BEGIN ITEMS

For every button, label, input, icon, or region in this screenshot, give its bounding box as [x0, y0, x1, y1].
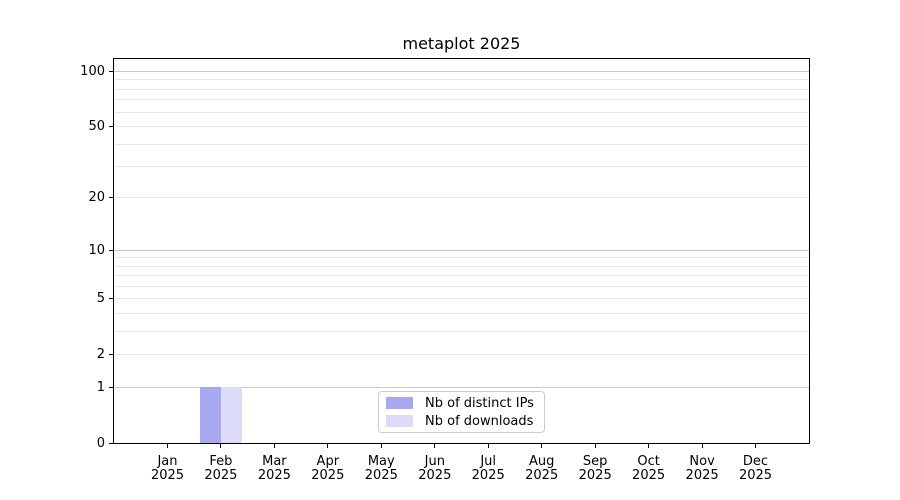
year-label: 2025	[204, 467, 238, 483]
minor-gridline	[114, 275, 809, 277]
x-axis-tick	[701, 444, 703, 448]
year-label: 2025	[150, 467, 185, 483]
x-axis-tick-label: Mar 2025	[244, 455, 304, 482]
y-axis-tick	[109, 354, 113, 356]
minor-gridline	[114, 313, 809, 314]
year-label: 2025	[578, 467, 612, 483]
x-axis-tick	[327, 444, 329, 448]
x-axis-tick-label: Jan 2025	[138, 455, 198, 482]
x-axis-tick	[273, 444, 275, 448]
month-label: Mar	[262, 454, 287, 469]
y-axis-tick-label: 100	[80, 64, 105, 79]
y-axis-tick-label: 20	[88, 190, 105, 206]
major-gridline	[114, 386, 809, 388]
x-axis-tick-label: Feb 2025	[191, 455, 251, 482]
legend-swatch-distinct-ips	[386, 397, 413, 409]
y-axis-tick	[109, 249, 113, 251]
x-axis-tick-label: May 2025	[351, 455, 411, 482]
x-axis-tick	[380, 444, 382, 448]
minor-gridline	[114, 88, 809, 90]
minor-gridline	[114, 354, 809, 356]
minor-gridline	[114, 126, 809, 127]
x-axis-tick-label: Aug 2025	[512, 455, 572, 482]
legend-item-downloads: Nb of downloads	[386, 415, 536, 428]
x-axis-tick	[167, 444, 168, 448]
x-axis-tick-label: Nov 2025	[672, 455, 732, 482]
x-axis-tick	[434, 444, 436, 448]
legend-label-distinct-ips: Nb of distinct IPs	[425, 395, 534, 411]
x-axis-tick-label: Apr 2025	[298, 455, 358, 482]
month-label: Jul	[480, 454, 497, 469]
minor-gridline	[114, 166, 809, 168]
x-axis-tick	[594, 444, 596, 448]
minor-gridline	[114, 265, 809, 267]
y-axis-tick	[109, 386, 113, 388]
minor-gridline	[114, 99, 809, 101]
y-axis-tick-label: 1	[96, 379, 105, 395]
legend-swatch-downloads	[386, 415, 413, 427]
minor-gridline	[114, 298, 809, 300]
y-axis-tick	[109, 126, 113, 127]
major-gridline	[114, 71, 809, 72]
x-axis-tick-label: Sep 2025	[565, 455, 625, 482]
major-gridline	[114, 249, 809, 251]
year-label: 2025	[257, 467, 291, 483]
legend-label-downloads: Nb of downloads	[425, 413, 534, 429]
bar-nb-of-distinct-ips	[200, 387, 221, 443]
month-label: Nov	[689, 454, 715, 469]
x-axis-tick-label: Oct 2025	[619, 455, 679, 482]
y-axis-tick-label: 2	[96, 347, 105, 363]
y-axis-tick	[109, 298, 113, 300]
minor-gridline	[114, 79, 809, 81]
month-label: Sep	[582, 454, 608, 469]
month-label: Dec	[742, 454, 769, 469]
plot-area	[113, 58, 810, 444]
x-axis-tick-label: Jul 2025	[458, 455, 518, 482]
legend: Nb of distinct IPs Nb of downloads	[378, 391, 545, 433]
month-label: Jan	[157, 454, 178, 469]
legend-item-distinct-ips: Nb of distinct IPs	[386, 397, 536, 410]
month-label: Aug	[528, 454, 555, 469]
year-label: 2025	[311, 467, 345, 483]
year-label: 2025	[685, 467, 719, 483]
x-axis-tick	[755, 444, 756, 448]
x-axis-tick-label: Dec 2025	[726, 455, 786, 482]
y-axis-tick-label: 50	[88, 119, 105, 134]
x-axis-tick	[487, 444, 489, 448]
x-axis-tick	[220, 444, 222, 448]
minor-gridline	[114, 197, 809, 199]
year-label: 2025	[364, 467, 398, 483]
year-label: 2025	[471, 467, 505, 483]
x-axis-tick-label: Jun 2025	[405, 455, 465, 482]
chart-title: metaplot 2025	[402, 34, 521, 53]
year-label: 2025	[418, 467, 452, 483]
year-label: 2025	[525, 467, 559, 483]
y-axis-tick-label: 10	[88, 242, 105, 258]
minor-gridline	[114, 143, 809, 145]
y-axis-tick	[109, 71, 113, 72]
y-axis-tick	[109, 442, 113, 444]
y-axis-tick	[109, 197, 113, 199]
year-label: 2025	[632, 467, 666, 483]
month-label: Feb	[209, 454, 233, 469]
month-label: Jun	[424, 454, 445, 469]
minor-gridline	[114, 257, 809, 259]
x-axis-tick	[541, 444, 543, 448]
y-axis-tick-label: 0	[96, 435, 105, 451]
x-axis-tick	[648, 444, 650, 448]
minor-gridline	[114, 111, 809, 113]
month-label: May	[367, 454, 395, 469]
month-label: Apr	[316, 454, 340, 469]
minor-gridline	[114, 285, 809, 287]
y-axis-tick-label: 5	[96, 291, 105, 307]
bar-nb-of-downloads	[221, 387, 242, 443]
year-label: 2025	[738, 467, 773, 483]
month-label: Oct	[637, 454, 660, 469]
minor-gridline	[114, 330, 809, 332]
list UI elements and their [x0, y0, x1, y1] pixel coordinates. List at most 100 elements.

END ITEMS
BEGIN ITEMS

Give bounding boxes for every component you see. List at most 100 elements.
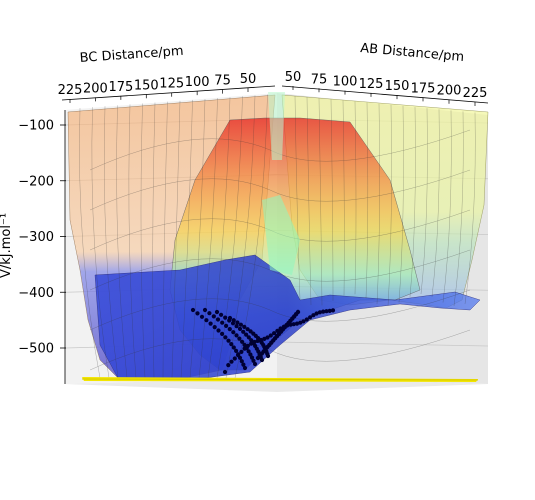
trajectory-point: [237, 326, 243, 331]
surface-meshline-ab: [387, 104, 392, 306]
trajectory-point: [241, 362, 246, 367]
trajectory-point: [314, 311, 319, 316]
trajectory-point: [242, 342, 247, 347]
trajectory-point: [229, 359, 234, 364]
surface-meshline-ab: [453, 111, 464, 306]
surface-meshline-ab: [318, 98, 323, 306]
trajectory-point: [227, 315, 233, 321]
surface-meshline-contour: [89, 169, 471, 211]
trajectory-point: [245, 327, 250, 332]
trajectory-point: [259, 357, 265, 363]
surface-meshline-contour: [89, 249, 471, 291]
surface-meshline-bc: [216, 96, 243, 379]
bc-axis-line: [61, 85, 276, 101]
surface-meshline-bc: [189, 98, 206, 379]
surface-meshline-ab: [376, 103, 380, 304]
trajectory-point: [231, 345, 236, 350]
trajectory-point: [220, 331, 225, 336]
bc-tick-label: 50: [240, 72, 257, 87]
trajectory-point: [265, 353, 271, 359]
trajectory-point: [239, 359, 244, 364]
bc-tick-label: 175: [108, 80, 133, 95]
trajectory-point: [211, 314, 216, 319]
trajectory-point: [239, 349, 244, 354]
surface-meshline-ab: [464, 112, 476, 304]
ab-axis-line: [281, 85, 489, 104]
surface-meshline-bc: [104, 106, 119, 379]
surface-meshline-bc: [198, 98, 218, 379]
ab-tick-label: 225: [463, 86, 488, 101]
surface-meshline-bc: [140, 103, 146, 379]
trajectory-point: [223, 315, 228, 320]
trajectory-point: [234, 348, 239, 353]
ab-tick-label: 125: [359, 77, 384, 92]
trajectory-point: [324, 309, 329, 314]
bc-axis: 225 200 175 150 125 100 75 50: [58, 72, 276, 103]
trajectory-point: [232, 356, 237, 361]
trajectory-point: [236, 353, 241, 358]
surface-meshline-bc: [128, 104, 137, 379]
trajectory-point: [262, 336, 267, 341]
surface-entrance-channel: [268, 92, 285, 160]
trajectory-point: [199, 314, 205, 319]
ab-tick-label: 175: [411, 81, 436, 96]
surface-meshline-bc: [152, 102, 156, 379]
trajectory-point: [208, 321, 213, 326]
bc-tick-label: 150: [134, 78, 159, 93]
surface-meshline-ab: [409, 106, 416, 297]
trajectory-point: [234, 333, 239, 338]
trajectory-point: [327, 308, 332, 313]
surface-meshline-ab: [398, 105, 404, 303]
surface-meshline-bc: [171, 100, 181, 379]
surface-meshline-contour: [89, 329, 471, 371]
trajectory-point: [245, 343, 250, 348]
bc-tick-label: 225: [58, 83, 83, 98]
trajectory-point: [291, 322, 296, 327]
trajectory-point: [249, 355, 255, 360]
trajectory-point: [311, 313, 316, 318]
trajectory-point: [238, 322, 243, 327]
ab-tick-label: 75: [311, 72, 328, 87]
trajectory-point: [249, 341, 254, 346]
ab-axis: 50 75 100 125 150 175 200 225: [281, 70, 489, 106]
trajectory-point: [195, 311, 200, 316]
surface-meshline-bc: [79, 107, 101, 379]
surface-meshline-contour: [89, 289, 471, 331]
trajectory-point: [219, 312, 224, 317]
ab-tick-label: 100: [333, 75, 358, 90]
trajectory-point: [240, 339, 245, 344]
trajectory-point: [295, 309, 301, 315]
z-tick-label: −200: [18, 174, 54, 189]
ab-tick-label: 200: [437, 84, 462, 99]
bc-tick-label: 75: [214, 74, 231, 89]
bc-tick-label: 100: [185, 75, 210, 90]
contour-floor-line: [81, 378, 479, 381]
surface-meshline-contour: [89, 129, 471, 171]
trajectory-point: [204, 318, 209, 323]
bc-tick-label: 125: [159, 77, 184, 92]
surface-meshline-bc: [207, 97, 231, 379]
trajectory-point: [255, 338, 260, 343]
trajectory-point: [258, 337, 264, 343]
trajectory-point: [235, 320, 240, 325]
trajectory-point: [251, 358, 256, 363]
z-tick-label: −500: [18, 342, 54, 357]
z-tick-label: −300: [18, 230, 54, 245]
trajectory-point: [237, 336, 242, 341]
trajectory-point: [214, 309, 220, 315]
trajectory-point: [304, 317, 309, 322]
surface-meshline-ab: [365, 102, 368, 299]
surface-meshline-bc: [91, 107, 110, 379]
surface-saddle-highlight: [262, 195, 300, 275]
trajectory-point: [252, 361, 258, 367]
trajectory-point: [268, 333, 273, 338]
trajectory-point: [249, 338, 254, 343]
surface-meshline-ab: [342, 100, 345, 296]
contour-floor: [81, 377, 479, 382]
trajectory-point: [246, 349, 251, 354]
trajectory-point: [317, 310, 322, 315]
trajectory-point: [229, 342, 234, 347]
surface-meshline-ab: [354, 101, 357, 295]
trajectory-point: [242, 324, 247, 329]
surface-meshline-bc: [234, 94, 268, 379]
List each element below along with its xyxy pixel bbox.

END ITEMS

Pull out every line of the entries above that contains the string "most", copying each matching line in full.

_CORRECT ANSWER_
list UI elements and their [x0, y0, x1, y1] pixel coordinates. List at most 100 elements.
Give bounding boxes for every component you see. List at most 100 elements.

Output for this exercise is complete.